[Dataset items]
=====

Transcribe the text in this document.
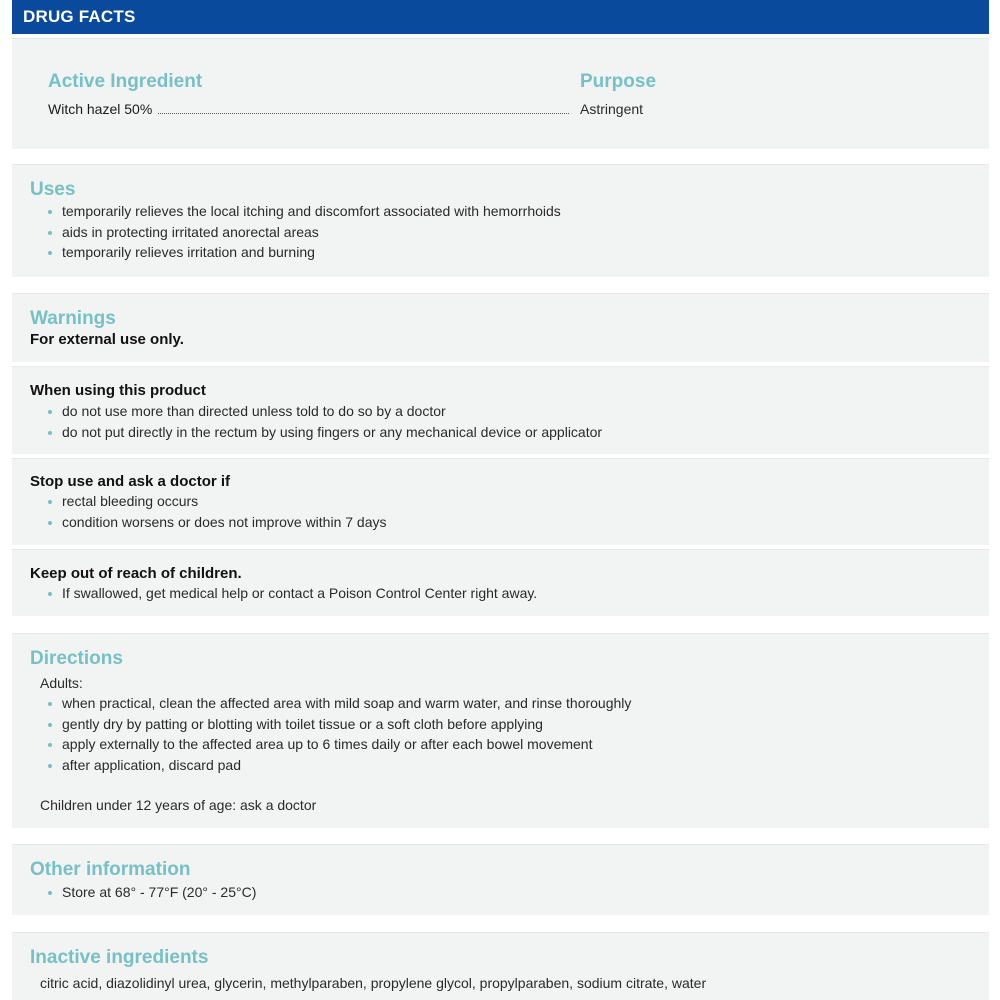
DRUG FACTS
Active Ingredient	Purpose
Witch hazel 50%	Astringent
Uses
temporarily relieves the local itching and discomfort associated with hemorrhoids
aids in protecting irritated anorectal areas
temporarily relieves irritation and burning
Warnings
For external use only.
When using this product
do not use more than directed unless told to do so by a doctor
do not put directly in the rectum by using fingers or any mechanical device or applicator
Stop use and ask a doctor if
rectal bleeding occurs
condition worsens or does not improve within 7 days
Keep out of reach of children.
If swallowed, get medical help or contact a Poison Control Center right away.
Directions
Adults:
when practical, clean the affected area with mild soap and warm water, and rinse thoroughly
gently dry by patting or blotting with toilet tissue or a soft cloth before applying
apply externally to the affected area up to 6 times daily or after each bowel movement
after application, discard pad
Children under 12 years of age: ask a doctor
Other information
Store at 68° - 77°F (20° - 25°C)
Inactive ingredients
citric acid, diazolidinyl urea, glycerin, methylparaben, propylene glycol, propylparaben, sodium citrate, water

=====

### Task directions
Exclude every picture and copy the remaining data exactly.

### Task solution
Transcribe the text in this document.
DRUG FACTS
Active Ingredient	Purpose
Witch hazel 50%	Astringent
Uses
temporarily relieves the local itching and discomfort associated with hemorrhoids
aids in protecting irritated anorectal areas
temporarily relieves irritation and burning
Warnings
For external use only.
When using this product
do not use more than directed unless told to do so by a doctor
do not put directly in the rectum by using fingers or any mechanical device or applicator
Stop use and ask a doctor if
rectal bleeding occurs
condition worsens or does not improve within 7 days
Keep out of reach of children.
If swallowed, get medical help or contact a Poison Control Center right away.
Directions
Adults:
when practical, clean the affected area with mild soap and warm water, and rinse thoroughly
gently dry by patting or blotting with toilet tissue or a soft cloth before applying
apply externally to the affected area up to 6 times daily or after each bowel movement
after application, discard pad
Children under 12 years of age: ask a doctor
Other information
Store at 68° - 77°F (20° - 25°C)
Inactive ingredients
citric acid, diazolidinyl urea, glycerin, methylparaben, propylene glycol, propylparaben, sodium citrate, water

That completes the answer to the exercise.